:: Records for this exercise ::
= = =

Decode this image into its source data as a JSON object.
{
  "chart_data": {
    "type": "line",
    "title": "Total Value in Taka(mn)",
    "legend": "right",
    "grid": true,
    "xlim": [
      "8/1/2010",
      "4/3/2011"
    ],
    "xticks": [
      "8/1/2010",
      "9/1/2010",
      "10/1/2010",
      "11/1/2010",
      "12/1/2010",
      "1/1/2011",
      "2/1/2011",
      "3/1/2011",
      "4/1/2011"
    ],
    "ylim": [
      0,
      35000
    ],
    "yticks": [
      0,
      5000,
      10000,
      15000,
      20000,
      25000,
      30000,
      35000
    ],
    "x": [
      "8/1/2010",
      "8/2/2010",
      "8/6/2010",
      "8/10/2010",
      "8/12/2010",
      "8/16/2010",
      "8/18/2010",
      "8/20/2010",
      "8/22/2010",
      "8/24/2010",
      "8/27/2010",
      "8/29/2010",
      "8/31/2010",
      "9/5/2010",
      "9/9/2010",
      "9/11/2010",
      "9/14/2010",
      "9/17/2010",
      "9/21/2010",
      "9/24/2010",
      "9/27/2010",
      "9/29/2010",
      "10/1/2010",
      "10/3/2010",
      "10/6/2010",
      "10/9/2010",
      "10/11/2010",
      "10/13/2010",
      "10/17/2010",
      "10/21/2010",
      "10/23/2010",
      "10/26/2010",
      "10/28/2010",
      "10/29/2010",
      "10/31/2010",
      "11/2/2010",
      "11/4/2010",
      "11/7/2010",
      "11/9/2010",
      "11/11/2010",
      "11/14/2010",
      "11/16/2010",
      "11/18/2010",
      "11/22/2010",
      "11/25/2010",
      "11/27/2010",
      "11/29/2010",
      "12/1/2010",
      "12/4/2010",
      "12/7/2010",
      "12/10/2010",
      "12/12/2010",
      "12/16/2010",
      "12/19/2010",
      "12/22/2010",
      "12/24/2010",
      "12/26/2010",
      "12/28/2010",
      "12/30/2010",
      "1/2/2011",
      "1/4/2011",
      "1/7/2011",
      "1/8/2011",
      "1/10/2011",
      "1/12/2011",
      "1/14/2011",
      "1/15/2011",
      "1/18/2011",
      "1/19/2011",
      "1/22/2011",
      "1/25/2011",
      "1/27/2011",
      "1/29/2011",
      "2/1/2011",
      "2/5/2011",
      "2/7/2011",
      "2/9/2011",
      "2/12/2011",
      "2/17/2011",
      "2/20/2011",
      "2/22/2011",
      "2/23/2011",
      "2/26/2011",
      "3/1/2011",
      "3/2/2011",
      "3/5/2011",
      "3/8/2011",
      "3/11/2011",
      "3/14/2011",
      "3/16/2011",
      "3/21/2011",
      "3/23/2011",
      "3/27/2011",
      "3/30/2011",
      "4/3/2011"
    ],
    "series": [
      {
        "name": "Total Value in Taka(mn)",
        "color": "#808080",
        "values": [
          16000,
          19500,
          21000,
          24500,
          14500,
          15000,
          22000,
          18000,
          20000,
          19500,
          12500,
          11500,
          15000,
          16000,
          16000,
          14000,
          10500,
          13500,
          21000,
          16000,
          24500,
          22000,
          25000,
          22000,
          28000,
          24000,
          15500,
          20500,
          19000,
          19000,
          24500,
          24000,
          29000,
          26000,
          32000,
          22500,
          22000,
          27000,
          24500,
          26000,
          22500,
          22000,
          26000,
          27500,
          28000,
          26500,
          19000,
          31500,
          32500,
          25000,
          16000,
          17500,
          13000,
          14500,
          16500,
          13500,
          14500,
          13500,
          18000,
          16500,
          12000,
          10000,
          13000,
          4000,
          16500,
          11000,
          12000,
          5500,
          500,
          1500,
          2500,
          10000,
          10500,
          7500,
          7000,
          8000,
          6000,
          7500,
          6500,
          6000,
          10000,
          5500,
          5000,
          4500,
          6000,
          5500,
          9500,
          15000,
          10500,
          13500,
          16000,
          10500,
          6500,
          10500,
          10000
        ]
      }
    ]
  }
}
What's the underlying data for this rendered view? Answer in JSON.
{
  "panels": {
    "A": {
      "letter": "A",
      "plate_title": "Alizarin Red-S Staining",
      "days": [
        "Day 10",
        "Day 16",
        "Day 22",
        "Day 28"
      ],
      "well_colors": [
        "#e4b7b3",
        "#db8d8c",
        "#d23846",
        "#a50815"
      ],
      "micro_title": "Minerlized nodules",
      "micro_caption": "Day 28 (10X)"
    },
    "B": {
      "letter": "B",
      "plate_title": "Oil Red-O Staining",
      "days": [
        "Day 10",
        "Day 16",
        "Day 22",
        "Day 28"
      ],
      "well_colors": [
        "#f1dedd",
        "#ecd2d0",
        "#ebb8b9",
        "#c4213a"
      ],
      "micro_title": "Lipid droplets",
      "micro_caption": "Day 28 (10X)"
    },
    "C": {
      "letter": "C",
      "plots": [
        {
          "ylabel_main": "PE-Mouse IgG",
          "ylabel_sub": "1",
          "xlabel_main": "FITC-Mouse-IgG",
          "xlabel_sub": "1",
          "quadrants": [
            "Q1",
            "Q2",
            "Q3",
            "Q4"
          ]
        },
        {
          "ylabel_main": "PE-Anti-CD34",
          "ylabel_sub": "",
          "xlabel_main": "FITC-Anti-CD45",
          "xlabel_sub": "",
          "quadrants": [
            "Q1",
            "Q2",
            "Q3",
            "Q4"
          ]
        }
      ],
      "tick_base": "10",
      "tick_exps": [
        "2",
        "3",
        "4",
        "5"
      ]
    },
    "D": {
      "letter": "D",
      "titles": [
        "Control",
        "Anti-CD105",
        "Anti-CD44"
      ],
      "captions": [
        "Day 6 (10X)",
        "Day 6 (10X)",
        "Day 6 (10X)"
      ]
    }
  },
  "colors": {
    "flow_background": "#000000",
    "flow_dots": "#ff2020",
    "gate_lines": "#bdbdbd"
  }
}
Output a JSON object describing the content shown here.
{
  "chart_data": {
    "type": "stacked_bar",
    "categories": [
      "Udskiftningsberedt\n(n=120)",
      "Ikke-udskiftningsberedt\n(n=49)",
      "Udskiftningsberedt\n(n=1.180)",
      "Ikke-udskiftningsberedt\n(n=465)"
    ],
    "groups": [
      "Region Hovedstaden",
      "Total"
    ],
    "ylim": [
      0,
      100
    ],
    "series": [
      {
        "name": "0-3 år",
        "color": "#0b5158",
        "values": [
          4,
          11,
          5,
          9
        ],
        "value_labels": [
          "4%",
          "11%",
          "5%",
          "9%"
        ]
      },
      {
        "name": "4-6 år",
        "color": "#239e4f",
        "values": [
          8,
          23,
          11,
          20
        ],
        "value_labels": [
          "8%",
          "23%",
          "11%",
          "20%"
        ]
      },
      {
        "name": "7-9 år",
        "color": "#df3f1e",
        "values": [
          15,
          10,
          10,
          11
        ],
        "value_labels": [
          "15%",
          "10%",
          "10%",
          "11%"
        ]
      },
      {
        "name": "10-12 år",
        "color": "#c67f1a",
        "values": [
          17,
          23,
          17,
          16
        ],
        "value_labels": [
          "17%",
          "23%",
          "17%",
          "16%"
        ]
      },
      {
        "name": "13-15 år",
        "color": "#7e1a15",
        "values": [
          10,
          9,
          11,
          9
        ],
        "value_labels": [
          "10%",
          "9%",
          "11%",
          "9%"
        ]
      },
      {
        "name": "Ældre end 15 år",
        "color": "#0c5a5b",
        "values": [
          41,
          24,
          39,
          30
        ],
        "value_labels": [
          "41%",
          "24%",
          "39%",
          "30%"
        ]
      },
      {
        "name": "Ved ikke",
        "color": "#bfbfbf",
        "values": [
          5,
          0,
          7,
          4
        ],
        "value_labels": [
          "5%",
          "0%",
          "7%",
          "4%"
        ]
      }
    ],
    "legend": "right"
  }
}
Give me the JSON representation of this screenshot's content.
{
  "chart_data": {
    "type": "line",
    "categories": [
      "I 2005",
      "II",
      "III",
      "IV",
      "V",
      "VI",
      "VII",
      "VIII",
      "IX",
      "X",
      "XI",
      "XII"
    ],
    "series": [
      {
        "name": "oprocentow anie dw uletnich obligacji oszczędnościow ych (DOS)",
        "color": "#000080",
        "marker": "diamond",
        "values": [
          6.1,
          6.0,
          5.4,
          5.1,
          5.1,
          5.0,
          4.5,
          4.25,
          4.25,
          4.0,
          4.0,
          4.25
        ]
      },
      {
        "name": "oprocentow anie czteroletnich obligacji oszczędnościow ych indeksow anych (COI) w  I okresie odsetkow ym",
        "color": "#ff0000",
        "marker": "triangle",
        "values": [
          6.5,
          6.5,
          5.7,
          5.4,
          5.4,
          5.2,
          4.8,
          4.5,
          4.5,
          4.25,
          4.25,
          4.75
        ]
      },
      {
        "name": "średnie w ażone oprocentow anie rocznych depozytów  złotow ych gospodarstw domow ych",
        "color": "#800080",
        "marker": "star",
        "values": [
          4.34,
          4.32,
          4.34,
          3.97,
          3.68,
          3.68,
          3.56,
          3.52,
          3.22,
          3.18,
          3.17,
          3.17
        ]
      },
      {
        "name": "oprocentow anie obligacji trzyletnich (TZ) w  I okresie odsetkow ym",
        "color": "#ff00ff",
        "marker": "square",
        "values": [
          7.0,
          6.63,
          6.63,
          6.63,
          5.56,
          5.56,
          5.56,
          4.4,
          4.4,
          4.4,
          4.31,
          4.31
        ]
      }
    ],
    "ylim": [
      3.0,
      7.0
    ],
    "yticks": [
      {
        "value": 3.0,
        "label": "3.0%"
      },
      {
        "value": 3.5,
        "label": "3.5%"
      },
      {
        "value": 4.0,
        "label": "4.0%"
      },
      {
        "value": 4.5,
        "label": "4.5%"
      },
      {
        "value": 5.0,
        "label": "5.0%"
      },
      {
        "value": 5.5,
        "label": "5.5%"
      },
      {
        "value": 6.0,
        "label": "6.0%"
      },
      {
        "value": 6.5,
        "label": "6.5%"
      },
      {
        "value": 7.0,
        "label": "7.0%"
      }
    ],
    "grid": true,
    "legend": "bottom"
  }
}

= = =

Return each line among the entries that holds the word "FITC".

:: Response below ::
          "xlabel_main": "FITC-Mouse-IgG",
          "xlabel_main": "FITC-Anti-CD45",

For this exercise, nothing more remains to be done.